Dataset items
§ §

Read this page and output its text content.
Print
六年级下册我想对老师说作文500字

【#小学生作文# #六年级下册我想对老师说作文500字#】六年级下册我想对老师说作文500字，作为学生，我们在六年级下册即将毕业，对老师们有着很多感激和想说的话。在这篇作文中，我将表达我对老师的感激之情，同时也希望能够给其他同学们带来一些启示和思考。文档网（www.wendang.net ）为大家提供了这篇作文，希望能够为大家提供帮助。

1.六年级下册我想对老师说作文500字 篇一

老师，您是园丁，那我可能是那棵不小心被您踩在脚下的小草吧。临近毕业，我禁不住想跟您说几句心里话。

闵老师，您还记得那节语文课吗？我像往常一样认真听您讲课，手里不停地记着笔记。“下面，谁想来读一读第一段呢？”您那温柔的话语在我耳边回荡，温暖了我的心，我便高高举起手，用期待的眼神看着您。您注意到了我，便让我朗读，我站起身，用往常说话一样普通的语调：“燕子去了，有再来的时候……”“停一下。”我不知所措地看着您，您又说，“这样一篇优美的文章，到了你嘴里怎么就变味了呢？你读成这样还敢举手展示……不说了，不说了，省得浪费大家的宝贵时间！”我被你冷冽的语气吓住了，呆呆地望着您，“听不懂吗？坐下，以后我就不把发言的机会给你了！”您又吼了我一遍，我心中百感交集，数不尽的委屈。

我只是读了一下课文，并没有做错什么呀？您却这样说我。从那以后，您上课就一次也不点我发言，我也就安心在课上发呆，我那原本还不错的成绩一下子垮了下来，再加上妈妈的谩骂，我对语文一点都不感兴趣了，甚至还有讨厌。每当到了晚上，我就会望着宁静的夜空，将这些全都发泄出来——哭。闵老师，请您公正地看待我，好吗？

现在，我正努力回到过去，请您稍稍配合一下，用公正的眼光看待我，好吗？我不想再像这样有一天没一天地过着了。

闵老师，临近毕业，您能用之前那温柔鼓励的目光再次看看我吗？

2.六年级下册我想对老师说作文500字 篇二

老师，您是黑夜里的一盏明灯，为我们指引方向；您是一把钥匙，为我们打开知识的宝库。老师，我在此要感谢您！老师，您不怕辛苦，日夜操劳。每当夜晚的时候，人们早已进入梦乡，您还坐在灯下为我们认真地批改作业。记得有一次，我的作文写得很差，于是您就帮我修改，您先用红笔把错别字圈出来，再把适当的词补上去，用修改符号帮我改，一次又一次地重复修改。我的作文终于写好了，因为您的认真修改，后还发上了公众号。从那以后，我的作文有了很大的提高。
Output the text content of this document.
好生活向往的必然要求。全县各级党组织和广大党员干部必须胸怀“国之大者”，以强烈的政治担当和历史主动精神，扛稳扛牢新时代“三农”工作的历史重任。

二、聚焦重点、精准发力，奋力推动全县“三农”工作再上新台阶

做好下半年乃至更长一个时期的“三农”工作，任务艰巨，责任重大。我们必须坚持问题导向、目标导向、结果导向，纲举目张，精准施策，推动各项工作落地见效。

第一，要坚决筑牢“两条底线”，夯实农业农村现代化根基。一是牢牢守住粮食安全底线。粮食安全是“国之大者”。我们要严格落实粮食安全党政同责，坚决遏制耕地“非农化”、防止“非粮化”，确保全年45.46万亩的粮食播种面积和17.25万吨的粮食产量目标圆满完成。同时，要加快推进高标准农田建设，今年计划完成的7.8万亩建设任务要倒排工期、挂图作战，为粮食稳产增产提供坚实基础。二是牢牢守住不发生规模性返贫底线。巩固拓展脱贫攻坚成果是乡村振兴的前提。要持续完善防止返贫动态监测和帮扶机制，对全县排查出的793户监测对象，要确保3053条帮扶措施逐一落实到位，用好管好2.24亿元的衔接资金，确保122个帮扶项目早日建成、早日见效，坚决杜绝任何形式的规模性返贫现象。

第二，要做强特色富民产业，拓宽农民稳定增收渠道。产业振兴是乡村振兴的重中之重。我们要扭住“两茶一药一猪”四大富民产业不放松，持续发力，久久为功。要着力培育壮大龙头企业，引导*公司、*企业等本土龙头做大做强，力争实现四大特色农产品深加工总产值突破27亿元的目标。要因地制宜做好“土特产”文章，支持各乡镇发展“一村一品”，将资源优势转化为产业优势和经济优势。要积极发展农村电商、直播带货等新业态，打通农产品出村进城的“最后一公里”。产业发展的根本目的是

§ §

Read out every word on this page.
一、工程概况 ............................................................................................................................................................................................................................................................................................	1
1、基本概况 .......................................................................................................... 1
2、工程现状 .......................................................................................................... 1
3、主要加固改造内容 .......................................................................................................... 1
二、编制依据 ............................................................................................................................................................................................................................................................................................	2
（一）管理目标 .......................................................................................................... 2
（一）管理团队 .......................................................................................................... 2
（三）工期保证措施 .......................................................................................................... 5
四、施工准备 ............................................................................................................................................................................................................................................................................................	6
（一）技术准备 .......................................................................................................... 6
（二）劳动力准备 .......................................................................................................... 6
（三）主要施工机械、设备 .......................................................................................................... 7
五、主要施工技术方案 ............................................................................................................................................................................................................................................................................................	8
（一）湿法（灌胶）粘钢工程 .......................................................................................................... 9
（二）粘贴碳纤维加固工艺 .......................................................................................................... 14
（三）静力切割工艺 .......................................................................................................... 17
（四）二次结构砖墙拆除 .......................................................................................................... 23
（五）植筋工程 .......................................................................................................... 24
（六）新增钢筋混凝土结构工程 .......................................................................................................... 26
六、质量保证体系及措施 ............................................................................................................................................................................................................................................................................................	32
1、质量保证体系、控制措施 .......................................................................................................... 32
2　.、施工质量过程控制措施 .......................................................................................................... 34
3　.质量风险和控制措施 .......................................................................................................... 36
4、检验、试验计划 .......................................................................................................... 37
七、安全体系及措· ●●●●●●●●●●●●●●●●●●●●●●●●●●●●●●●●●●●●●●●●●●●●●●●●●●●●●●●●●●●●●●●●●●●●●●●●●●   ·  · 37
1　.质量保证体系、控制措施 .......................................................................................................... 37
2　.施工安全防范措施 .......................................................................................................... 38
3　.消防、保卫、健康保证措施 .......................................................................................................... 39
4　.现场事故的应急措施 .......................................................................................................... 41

§ §

▸ **Task instructions**: Collect each line of the entries that has the word "this", copying it in full.

▸ **Exercise solution**:
Read this page and output its text content.
Output the text content of this document.
Read out every word on this page.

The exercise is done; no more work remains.